§ PASSAGE PROVIDED
────────────────────
Wednesday, 30 December 2009

Bead cap flowers tutorial: copper anemones

*Instruktioner på svenska finner du HÄR.*


Bead caps can often make pretty flowers. I enjoy mixing together caps and beads for different types of flowers. The simplest kind is the one you just thread straight on to your cord or jewellery wire when stringing bracelets or necklaces (see these instructions), but it's also easy to make flower charms, like my copper anemones above.

Making these charms, I was partially inspired by Melinda Barta's Open Blossom from here lovely book Custom Cool Jewelry (Interweave Press). Unlike her flowers, though, I wanted to make more naturalistic charms with stamens and sepals. The result can be seen above, a solid copper charm reminding of wood anemones.

Instructions include step-by-step pictures of how to make wrapped loops. Click on photos for enlarged pictures.



Supplies for one charm:

1 "petal-shaped" cupped bead cap, 8 mm
1 skinny bead cap, not cast 6 mm
1 donut-shaped bead, 3 mm*
1 soft headpin*

* = can be substituted with a fancy headpin (bali-style)

Tools: (bent) chain-nose pliers, round-nose pliers, cutter

Technique: wrapped loop/wire wrapping



1. To make the smaller bead cap fit over the larger, flatten it by pushing it down a bit. Place the cap on the table, "sepals" facing down, place your finger centred on the cap, and push down. Do not press too hard. It is better to push a little, check how well the cap fits on the larger bead cap and then press a bit more if not widened enough.


2. Assemble the parts as shown in the photo above.


3. Wrapped loop: Hold the headpin, flower down, and grab a hold with the tip of your chain-nose pliers as close to the bead caps as you can. Bend the pin 90 degrees to the side.


4. Grab the protruding part of the headpin with your round-nose pliers. For a small loop, keep the pin closer to the tip of the jaws. For a larger loop, keep the pin further in, towards the joint. Bend the headpin over the "upper" jaw of the pliers (left). When you have bent the pin beyond the point where a semi-circle is made, you reposition the pliers (right) -- this is the most important step in making a perfect loop. You may have to reposition the pliers several times. Complete the circle by bending the pin.


5. To make the wrap, fixate the loop by holding it with your chain-nose pliers in your non-dominant hand. Begin to wrap the wire around the "stem", starting close to the loop and working your way downwards. Wrap slowly for a neat and even wrap. I usually hold the end of the pin with another pair of chain-nose pliers for more force, even if it is not normally recommended. Keep wrapping the wire until it pushes against the bead caps -- you don't want the caps to be too loose as it will make the flower wobbly. You can use a bit of force, but don't overdo it as it risks deforming the loop.

6. Cut of the excess wire as close to the wrap as possible. Squeeze around the wrap with chain-nose pliers to push the end into the wrap. If you don't do this last step, the protruding bit of wire can scratch the skin or snag clothes so it is an important detail for a professional result.
────────────────────
Page layout data:
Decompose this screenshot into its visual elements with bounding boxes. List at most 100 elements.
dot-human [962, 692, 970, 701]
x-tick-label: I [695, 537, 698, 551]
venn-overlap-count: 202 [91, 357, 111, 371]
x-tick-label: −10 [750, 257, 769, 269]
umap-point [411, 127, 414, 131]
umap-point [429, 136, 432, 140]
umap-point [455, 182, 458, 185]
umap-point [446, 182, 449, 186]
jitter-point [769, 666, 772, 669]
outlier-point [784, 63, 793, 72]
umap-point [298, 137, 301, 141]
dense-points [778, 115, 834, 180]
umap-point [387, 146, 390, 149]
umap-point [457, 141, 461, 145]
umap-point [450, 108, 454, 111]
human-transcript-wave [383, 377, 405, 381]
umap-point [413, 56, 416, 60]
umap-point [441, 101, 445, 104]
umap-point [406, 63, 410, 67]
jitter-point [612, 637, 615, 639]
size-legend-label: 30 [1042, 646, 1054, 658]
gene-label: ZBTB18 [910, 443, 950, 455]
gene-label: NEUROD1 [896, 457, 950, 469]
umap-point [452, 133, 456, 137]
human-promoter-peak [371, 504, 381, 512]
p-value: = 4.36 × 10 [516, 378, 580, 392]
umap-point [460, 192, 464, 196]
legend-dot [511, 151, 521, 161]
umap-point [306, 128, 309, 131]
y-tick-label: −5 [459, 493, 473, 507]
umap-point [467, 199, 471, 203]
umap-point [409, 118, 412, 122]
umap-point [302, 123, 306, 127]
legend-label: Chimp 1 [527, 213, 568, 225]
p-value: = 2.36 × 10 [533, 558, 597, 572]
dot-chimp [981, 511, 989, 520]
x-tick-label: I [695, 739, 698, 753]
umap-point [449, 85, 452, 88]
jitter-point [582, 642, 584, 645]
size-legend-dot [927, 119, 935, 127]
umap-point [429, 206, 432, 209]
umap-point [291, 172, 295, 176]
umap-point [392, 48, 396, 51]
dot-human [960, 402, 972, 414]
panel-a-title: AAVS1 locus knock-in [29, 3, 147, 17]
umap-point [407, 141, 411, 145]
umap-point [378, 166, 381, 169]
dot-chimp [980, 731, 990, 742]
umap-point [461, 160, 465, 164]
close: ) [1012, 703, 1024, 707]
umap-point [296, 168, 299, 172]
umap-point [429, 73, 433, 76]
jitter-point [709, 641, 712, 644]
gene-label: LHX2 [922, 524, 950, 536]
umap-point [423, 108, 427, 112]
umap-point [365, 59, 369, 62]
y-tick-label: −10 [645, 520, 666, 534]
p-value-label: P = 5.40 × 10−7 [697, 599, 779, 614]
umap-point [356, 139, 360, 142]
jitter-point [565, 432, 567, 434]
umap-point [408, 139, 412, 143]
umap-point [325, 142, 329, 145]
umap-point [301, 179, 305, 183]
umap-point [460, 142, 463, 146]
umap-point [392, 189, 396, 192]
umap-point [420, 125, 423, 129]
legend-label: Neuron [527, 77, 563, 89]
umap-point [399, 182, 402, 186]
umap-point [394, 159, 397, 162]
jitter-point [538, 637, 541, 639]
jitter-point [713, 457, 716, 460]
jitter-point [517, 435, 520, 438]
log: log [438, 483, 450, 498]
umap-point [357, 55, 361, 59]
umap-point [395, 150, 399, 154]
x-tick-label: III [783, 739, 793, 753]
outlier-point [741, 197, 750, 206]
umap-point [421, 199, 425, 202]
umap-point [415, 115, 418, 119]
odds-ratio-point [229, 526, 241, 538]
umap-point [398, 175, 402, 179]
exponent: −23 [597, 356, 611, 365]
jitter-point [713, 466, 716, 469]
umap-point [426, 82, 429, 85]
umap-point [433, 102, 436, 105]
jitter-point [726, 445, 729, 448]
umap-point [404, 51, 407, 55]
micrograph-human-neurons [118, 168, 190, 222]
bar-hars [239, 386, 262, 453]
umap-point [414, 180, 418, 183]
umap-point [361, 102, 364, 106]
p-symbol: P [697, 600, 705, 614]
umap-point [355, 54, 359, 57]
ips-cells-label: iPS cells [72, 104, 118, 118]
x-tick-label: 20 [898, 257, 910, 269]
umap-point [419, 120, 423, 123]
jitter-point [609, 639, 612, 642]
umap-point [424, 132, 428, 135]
────────────────────
§ TASK SET
(a) In the copper anemone tutorial, why does the author say to squeeze the cut wire end into the wrap? Answer in one to three sentences.
(b) Rewrite the paragraph of the copper anemone tutorial that begins "To make the smaller bead cap fit" as a short list of steps, keeping its main facts.
(c) Write the next part of the copper anemone tutorial, picking up after its last step.
This material isn't needed for the tasks.

§ ANSWERS BY ITEM NUMBER
(a) If the end isn't pushed into the wrap, the protruding bit of wire can scratch the skin or snag clothes. That makes this step an important detail for a professional result.

(b)
- Flatten the smaller bead cap a little so it fits over the larger one.
- Place the cap on the table with the "sepals" facing down.
- Center a finger on the cap and push down, but not too hard.
- Check the fit on the larger bead cap, and press a bit more if it isn't wide enough.

(c)
7. Adjust the loop if it has become a bit skewed during the wrapping. Your charm is now finished.




Variations
This basic flower can be varied in many ways. Using fancy headpins, as above, is just one example. The choice of bead caps also have a great significance for the look of the finished flower. You will find a wide range of bead caps to choose from in the bead shops. Just make sure not to use cast bead caps as they often are a bit too chunky to make delicate flowers of -- and you can't manipulate them as was done with the smaller bead cap used in the copper anemones. Mix different colours and/or materials for greater contrasts.

Omit the second, smaller bead cap for a simpler flower without sepal. Use a tiny bead cap, preferrably "crown-shaped", inside the large bead cap for more complex stamens.

I use wrapped loops as they are more secure, but also to stabilize the bead caps and keep them from moving around as the wrap pushes on the caps. You can make simple loops if you prefer it. In that case, bend the headpin at an angle directly above the bead cap, with no gap as in step 3. Follow instructions for loop in step 4, but skip step 5.


5 comments:

  1. I found this on Totally Tutorials and can't wait to try this out. Thank you for sharing.

    ReplyDelete
  2. Thanks for your comment! I'm glad you enjoyed my little tut. :)

    ReplyDelete
  3. Hello, my name is Małgosia, I live in Poland.
    I saw all of your tutorials and I think they are wonderful - so clear and beautiful. Thank you and warm greetings:)

    ReplyDelete
  4. -and thank you for your nice comment!

    ReplyDelete
  5. Hello. I found this link while doing the Bead Soup Blog Hop over the past week. I love these. I can see a lot of applications where I can use this type of flower. I don't believe I would have thought of this in a million years. Thank you so much for sharing.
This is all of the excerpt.